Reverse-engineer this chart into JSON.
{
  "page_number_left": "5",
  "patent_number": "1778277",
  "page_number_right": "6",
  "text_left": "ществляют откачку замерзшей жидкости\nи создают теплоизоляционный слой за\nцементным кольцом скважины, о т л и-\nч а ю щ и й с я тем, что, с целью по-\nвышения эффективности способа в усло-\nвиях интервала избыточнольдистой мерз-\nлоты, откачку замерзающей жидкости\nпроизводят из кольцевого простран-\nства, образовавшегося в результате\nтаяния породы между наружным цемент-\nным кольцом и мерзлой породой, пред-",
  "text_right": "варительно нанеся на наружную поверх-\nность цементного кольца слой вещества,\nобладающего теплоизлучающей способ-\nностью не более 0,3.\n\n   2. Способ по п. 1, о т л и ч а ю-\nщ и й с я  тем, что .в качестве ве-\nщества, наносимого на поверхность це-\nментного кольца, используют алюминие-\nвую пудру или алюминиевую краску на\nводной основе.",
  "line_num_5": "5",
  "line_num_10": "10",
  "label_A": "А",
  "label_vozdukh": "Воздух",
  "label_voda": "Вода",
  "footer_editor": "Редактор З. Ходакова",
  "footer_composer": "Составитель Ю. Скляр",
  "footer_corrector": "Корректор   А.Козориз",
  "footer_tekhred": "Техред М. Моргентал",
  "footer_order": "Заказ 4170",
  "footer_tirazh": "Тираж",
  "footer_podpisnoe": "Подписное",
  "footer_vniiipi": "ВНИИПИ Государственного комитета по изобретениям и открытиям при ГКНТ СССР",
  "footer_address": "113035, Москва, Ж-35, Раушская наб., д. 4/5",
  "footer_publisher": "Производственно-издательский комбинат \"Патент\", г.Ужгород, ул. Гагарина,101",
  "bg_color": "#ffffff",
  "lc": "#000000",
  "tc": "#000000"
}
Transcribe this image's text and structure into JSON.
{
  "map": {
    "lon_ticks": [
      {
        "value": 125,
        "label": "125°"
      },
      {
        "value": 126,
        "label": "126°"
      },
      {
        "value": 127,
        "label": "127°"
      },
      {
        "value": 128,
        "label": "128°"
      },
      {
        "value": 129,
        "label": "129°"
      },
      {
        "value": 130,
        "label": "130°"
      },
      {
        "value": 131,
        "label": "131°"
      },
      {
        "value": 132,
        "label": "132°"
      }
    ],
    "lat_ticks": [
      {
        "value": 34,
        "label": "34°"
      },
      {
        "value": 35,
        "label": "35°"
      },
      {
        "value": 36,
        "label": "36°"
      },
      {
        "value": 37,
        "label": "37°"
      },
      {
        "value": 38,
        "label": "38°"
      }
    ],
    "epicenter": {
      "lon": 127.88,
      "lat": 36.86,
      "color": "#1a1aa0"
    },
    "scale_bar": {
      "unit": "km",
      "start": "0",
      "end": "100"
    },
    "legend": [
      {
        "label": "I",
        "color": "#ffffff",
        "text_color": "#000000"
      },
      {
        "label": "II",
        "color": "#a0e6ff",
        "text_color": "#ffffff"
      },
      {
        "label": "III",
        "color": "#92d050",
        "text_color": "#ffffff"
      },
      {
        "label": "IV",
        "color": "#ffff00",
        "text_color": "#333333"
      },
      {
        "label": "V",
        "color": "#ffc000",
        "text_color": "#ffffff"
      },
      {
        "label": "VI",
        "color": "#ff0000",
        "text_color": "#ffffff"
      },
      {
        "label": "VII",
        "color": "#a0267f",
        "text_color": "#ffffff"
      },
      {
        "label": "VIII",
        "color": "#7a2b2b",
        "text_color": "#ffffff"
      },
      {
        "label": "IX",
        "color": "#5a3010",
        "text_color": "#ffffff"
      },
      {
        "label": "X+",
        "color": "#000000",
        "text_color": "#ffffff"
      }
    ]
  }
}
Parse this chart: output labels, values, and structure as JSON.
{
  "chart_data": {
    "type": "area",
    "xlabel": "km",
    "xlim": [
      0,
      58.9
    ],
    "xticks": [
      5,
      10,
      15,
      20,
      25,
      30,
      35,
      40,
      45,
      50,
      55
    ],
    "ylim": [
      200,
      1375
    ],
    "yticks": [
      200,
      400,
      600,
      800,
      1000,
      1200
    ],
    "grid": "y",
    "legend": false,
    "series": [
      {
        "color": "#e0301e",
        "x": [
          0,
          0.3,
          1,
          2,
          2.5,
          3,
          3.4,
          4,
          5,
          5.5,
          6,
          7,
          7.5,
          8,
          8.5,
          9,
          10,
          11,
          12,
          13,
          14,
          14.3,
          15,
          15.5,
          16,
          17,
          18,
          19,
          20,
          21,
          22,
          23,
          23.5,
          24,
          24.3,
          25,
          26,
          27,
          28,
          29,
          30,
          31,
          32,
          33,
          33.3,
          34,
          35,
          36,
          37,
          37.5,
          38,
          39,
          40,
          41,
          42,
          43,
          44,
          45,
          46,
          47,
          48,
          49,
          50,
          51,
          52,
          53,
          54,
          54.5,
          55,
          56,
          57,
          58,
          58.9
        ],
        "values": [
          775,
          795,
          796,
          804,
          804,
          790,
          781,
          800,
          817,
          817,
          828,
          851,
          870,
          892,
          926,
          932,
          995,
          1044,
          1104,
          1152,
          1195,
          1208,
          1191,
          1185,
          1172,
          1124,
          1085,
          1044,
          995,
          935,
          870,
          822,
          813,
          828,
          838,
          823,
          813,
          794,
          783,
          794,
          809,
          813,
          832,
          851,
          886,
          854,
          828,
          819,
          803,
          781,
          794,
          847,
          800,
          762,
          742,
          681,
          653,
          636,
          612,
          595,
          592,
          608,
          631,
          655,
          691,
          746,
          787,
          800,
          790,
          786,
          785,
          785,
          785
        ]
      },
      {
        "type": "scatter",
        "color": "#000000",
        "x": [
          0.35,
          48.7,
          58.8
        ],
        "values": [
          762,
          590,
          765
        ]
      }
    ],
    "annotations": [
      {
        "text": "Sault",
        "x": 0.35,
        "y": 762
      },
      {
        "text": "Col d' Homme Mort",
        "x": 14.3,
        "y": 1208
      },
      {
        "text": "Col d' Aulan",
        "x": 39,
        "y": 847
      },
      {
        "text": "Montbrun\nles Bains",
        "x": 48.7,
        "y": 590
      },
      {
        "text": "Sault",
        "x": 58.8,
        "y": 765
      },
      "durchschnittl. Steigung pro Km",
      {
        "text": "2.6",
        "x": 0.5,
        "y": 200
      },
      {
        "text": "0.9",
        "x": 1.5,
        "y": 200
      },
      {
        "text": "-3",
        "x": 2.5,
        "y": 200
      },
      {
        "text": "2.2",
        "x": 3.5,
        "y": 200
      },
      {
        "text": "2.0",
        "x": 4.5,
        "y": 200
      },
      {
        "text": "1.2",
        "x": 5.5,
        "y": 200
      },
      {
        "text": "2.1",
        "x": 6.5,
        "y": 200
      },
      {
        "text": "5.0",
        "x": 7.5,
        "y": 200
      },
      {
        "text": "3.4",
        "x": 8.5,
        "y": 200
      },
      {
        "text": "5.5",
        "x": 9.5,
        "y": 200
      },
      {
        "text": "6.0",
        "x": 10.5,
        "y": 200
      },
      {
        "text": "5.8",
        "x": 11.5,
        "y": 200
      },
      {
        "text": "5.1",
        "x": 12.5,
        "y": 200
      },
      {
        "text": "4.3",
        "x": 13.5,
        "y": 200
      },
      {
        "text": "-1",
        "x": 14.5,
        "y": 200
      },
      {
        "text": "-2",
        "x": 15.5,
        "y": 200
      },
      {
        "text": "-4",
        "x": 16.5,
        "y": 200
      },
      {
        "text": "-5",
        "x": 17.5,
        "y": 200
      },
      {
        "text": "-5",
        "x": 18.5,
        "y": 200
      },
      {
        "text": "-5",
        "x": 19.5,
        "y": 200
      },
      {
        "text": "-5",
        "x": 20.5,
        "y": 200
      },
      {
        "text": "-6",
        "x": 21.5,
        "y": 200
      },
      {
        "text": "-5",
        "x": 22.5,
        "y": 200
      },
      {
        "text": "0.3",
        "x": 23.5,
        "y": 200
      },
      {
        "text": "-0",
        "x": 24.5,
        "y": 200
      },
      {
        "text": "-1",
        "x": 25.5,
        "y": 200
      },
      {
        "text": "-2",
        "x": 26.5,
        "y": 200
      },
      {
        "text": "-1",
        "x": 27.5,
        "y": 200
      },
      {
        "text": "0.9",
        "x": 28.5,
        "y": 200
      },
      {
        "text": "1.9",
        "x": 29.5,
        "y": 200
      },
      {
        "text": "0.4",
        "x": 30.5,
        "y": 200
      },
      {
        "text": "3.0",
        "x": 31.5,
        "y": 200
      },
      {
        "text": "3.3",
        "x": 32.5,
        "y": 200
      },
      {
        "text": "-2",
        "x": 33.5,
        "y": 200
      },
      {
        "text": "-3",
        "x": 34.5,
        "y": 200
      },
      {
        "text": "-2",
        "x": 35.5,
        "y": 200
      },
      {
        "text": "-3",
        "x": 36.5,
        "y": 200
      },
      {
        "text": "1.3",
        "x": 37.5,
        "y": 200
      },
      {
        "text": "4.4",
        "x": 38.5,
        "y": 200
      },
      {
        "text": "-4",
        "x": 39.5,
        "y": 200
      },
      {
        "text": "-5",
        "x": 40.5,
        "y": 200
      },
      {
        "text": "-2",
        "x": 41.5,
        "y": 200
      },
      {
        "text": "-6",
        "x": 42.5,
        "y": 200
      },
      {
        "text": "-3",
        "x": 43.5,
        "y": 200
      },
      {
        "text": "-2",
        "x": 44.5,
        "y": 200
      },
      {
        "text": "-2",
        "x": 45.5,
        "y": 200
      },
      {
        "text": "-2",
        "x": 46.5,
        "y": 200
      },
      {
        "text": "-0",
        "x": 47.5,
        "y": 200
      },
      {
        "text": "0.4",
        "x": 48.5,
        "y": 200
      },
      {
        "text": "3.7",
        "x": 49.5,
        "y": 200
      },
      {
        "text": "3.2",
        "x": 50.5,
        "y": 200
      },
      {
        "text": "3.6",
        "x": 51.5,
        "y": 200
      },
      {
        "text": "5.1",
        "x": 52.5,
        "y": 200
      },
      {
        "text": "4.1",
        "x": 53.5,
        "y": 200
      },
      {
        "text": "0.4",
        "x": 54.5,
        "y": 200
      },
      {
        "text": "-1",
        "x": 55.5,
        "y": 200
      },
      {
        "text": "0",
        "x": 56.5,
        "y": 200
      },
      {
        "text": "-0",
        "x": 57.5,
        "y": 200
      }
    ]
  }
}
▬▬▬
> [WHAT TO DO]:
Locate all lines that include the word "structure" and copy them out.

> [SOLUTION TO THE EXERCISE]:
Transcribe this image's text and structure into JSON.
Parse this chart: output labels, values, and structure as JSON.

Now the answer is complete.